[TASK TO COMPLETE] Quote each record exactly, please, leaving none out.

Source data:
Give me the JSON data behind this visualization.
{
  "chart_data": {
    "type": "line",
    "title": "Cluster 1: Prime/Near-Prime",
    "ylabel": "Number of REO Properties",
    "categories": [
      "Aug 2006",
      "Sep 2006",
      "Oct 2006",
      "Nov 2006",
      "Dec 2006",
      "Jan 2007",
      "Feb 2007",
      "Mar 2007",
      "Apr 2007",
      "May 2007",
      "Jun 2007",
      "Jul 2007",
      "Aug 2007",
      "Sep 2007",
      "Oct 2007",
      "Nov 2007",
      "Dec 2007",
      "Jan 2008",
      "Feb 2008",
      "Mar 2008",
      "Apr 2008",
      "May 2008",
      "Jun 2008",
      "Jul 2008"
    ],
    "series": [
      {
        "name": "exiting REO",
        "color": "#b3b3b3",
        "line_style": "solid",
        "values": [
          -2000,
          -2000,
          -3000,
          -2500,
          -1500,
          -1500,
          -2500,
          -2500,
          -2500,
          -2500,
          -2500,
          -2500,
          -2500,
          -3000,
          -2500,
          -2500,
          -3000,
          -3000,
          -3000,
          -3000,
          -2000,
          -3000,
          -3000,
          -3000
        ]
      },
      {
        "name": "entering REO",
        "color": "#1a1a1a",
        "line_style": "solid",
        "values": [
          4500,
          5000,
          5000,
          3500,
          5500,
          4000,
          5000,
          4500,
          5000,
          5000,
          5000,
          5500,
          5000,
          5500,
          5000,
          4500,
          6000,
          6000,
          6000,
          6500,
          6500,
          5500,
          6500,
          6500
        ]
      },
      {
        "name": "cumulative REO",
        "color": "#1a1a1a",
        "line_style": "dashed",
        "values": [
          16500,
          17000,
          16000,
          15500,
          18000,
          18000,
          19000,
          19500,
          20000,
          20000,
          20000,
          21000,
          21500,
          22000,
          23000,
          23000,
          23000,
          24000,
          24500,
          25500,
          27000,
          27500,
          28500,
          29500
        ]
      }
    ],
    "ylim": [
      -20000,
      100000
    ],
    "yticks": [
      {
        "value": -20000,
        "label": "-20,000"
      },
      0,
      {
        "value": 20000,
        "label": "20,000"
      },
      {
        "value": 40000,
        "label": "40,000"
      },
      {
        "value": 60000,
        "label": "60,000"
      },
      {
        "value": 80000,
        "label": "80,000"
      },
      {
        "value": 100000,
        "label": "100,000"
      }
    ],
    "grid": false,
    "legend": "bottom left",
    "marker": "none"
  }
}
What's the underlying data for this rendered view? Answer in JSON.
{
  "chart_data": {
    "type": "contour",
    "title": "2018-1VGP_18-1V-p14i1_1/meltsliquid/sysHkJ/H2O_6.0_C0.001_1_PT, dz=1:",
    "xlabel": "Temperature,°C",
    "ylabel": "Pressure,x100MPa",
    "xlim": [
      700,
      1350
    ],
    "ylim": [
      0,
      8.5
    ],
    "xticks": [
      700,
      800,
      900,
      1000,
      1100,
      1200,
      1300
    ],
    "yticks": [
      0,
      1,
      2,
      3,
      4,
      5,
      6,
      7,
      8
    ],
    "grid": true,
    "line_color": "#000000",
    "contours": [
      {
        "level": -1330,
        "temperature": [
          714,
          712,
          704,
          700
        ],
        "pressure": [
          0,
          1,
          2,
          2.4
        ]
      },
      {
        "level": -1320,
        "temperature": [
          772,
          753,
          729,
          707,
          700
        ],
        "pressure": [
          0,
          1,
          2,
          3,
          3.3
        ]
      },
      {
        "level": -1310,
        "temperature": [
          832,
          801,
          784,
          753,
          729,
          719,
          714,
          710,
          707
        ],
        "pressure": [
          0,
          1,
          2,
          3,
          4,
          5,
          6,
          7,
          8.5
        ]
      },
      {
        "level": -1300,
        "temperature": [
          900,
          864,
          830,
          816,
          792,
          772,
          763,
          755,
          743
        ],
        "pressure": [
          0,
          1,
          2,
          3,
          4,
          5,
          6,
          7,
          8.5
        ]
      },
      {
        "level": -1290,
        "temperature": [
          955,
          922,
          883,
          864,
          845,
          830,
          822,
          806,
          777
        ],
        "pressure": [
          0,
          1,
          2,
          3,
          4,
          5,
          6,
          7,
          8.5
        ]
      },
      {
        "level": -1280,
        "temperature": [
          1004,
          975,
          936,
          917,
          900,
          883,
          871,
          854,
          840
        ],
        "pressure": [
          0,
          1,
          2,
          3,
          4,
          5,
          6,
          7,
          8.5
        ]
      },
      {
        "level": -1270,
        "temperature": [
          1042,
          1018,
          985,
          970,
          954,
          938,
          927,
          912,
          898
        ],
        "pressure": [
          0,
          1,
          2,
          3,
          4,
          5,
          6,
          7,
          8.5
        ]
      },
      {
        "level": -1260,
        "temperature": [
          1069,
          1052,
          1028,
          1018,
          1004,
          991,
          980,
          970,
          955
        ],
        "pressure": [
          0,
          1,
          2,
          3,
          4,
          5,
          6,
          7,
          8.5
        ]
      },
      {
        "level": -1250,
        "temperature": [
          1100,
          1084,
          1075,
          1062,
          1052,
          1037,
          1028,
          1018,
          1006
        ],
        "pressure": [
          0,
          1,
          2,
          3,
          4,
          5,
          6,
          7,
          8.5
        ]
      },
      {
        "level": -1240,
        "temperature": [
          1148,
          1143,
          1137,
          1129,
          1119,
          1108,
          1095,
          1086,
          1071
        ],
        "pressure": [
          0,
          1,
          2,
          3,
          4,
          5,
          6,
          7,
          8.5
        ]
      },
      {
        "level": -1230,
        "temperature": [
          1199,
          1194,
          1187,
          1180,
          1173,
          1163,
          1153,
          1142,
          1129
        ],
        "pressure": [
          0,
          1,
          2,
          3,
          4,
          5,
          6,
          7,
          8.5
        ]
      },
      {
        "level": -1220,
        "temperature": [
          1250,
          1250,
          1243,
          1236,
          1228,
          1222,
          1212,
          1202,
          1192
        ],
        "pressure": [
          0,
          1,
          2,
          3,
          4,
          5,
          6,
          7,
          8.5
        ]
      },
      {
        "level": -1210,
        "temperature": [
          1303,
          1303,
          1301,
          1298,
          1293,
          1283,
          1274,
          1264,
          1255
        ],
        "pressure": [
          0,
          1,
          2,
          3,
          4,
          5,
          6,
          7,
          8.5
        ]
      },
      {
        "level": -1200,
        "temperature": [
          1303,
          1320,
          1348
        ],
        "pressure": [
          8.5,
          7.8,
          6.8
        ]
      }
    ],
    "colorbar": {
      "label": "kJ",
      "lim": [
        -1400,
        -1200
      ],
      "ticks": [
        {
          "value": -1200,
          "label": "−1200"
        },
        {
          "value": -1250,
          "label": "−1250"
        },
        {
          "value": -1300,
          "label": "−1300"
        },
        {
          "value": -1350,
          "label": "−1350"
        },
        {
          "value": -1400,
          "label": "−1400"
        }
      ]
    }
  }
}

[RESULT OF THIS TASK]
Give me the JSON data behind this visualization.
{
  "chart_data": {
    "type": "line",
    "title": "Cluster 1: Prime/Near-Prime",
    "ylabel": "Number of REO Properties",
    "categories": [
      "Aug 2006",
      "Sep 2006",
      "Oct 2006",
      "Nov 2006",
      "Dec 2006",
      "Jan 2007",
      "Feb 2007",
      "Mar 2007",
      "Apr 2007",
      "May 2007",
      "Jun 2007",
      "Jul 2007",
      "Aug 2007",
      "Sep 2007",
      "Oct 2007",
      "Nov 2007",
      "Dec 2007",
      "Jan 2008",
      "Feb 2008",
      "Mar 2008",
      "Apr 2008",
      "May 2008",
      "Jun 2008",
      "Jul 2008"
    ],
    "series": [
      {
        "name": "exiting REO",
        "color": "#b3b3b3",
        "line_style": "solid",
        "values": [
          -2000,
          -2000,
          -3000,
          -2500,
          -1500,
          -1500,
          -2500,
          -2500,
          -2500,
          -2500,
          -2500,
          -2500,
          -2500,
          -3000,
          -2500,
          -2500,
          -3000,
          -3000,
          -3000,
          -3000,
          -2000,
          -3000,
          -3000,
          -3000
        ]
      },
      {
        "name": "entering REO",
        "color": "#1a1a1a",
        "line_style": "solid",
        "values": [
          4500,
          5000,
          5000,
          3500,
          5500,
          4000,
          5000,
          4500,
          5000,
          5000,
          5000,
          5500,
          5000,
          5500,
          5000,
          4500,
          6000,
          6000,
          6000,
          6500,
          6500,
          5500,
          6500,
          6500
        ]
      },
      {
        "name": "cumulative REO",
        "color": "#1a1a1a",
        "line_style": "dashed",
        "values": [
          16500,
          17000,
          16000,
          15500,
          18000,
          18000,
          19000,
          19500,
          20000,
          20000,
          20000,
          21000,
          21500,
          22000,
          23000,
          23000,
          23000,
          24000,
          24500,
          25500,
          27000,
          27500,
          28500,
          29500
        ]
      }
    ],
    "ylim": [
      -20000,
      100000
    ],
    "yticks": [
      {
        "value": -20000,
        "label": "-20,000"
      },
      0,
      {
        "value": 20000,
        "label": "20,000"
      },
      {
        "value": 40000,
        "label": "40,000"
      },
      {
        "value": 60000,
        "label": "60,000"
      },
      {
        "value": 80000,
        "label": "80,000"
      },
      {
        "value": 100000,
        "label": "100,000"
      }
    ],
    "grid": false,
    "legend": "bottom left",
    "marker": "none"
  }
}
What's the underlying data for this rendered view? Answer in JSON.
{
  "chart_data": {
    "type": "contour",
    "title": "2018-1VGP_18-1V-p14i1_1/meltsliquid/sysHkJ/H2O_6.0_C0.001_1_PT, dz=1:",
    "xlabel": "Temperature,°C",
    "ylabel": "Pressure,x100MPa",
    "xlim": [
      700,
      1350
    ],
    "ylim": [
      0,
      8.5
    ],
    "xticks": [
      700,
      800,
      900,
      1000,
      1100,
      1200,
      1300
    ],
    "yticks": [
      0,
      1,
      2,
      3,
      4,
      5,
      6,
      7,
      8
    ],
    "grid": true,
    "line_color": "#000000",
    "contours": [
      {
        "level": -1330,
        "temperature": [
          714,
          712,
          704,
          700
        ],
        "pressure": [
          0,
          1,
          2,
          2.4
        ]
      },
      {
        "level": -1320,
        "temperature": [
          772,
          753,
          729,
          707,
          700
        ],
        "pressure": [
          0,
          1,
          2,
          3,
          3.3
        ]
      },
      {
        "level": -1310,
        "temperature": [
          832,
          801,
          784,
          753,
          729,
          719,
          714,
          710,
          707
        ],
        "pressure": [
          0,
          1,
          2,
          3,
          4,
          5,
          6,
          7,
          8.5
        ]
      },
      {
        "level": -1300,
        "temperature": [
          900,
          864,
          830,
          816,
          792,
          772,
          763,
          755,
          743
        ],
        "pressure": [
          0,
          1,
          2,
          3,
          4,
          5,
          6,
          7,
          8.5
        ]
      },
      {
        "level": -1290,
        "temperature": [
          955,
          922,
          883,
          864,
          845,
          830,
          822,
          806,
          777
        ],
        "pressure": [
          0,
          1,
          2,
          3,
          4,
          5,
          6,
          7,
          8.5
        ]
      },
      {
        "level": -1280,
        "temperature": [
          1004,
          975,
          936,
          917,
          900,
          883,
          871,
          854,
          840
        ],
        "pressure": [
          0,
          1,
          2,
          3,
          4,
          5,
          6,
          7,
          8.5
        ]
      },
      {
        "level": -1270,
        "temperature": [
          1042,
          1018,
          985,
          970,
          954,
          938,
          927,
          912,
          898
        ],
        "pressure": [
          0,
          1,
          2,
          3,
          4,
          5,
          6,
          7,
          8.5
        ]
      },
      {
        "level": -1260,
        "temperature": [
          1069,
          1052,
          1028,
          1018,
          1004,
          991,
          980,
          970,
          955
        ],
        "pressure": [
          0,
          1,
          2,
          3,
          4,
          5,
          6,
          7,
          8.5
        ]
      },
      {
        "level": -1250,
        "temperature": [
          1100,
          1084,
          1075,
          1062,
          1052,
          1037,
          1028,
          1018,
          1006
        ],
        "pressure": [
          0,
          1,
          2,
          3,
          4,
          5,
          6,
          7,
          8.5
        ]
      },
      {
        "level": -1240,
        "temperature": [
          1148,
          1143,
          1137,
          1129,
          1119,
          1108,
          1095,
          1086,
          1071
        ],
        "pressure": [
          0,
          1,
          2,
          3,
          4,
          5,
          6,
          7,
          8.5
        ]
      },
      {
        "level": -1230,
        "temperature": [
          1199,
          1194,
          1187,
          1180,
          1173,
          1163,
          1153,
          1142,
          1129
        ],
        "pressure": [
          0,
          1,
          2,
          3,
          4,
          5,
          6,
          7,
          8.5
        ]
      },
      {
        "level": -1220,
        "temperature": [
          1250,
          1250,
          1243,
          1236,
          1228,
          1222,
          1212,
          1202,
          1192
        ],
        "pressure": [
          0,
          1,
          2,
          3,
          4,
          5,
          6,
          7,
          8.5
        ]
      },
      {
        "level": -1210,
        "temperature": [
          1303,
          1303,
          1301,
          1298,
          1293,
          1283,
          1274,
          1264,
          1255
        ],
        "pressure": [
          0,
          1,
          2,
          3,
          4,
          5,
          6,
          7,
          8.5
        ]
      },
      {
        "level": -1200,
        "temperature": [
          1303,
          1320,
          1348
        ],
        "pressure": [
          8.5,
          7.8,
          6.8
        ]
      }
    ],
    "colorbar": {
      "label": "kJ",
      "lim": [
        -1400,
        -1200
      ],
      "ticks": [
        {
          "value": -1200,
          "label": "−1200"
        },
        {
          "value": -1250,
          "label": "−1250"
        },
        {
          "value": -1300,
          "label": "−1300"
        },
        {
          "value": -1350,
          "label": "−1350"
        },
        {
          "value": -1400,
          "label": "−1400"
        }
      ]
    }
  }
}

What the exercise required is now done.